▸ REQUEST: Determine which lines contain the word "Active", then copy those lines.

▸ PROVIDED RECORDS:
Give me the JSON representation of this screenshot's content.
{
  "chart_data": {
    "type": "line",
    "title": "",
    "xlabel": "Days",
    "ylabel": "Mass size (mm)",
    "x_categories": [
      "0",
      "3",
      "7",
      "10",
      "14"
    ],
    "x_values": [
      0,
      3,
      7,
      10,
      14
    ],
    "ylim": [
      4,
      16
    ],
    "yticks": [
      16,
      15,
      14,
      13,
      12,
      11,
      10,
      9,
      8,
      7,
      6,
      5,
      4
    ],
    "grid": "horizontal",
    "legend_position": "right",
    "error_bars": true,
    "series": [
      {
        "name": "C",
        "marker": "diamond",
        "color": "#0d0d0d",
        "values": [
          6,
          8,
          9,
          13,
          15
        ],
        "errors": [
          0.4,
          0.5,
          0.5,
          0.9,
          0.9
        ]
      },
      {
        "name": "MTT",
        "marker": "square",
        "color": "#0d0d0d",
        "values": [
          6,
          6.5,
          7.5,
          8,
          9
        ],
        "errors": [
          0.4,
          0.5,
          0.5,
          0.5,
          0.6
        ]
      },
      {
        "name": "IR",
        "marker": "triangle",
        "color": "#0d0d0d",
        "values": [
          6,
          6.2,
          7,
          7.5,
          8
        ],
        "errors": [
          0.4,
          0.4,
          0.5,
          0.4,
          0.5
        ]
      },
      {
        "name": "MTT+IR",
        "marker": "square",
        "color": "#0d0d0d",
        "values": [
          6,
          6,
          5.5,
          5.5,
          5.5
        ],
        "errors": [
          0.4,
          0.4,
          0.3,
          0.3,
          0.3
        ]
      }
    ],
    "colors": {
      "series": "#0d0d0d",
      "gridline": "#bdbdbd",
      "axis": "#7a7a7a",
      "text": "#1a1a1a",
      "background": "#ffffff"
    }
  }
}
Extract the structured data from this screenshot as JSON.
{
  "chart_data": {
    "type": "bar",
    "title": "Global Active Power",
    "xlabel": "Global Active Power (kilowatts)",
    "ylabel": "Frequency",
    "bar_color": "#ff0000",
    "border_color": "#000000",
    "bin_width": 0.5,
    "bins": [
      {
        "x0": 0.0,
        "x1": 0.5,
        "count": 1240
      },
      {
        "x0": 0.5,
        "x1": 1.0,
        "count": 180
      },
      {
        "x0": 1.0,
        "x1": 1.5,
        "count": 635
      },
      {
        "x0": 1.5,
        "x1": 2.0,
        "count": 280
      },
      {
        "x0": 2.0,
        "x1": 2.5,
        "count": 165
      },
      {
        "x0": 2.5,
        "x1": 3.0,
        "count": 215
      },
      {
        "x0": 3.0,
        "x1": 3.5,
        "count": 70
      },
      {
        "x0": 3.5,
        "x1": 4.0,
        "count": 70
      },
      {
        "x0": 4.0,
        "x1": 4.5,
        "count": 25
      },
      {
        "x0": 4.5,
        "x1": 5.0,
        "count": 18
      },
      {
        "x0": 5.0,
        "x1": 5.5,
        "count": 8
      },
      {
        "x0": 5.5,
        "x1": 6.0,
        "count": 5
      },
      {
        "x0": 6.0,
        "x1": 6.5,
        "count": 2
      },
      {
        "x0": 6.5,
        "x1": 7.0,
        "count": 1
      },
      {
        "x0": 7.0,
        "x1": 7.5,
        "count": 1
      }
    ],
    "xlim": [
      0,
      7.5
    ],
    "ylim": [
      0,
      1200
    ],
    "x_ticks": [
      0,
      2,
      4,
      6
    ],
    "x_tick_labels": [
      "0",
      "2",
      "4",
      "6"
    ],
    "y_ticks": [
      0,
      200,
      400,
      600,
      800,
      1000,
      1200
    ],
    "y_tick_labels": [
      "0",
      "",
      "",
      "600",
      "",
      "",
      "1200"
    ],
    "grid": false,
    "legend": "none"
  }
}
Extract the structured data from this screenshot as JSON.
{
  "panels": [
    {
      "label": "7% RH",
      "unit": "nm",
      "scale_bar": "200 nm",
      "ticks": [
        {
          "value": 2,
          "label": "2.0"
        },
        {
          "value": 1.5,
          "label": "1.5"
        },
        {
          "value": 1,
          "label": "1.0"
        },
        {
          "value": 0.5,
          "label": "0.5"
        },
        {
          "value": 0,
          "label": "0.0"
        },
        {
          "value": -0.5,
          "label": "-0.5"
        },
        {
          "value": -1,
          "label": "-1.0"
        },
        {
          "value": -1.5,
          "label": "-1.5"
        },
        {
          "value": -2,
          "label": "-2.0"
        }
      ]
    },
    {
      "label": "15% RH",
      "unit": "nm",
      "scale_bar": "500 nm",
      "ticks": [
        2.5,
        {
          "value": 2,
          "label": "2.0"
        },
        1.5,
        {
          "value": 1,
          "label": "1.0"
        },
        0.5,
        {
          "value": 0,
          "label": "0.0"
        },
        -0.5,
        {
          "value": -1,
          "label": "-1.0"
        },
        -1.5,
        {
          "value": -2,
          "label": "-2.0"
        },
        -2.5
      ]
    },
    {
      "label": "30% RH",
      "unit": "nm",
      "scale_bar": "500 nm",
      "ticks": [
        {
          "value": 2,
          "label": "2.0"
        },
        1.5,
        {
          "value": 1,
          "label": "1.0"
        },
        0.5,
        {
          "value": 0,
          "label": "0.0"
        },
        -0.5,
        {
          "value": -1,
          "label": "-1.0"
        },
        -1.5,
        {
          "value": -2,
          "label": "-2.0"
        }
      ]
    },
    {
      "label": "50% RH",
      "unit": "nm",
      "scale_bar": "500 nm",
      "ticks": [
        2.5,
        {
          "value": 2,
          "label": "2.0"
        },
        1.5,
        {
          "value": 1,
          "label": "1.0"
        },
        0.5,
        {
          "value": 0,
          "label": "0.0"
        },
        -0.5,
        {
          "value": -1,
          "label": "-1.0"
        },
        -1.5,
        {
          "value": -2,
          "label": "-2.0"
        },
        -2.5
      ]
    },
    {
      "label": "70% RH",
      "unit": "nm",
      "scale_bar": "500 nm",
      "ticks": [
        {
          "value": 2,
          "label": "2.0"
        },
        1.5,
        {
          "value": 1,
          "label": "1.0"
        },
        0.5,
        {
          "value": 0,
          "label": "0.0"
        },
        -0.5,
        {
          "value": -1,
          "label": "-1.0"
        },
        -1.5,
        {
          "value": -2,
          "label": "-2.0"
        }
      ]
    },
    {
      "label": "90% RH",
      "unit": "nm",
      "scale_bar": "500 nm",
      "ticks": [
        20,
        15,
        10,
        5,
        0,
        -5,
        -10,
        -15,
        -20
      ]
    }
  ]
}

▸ COMPLETE RESPONSE:
    "title": "Global Active Power",
    "xlabel": "Global Active Power (kilowatts)",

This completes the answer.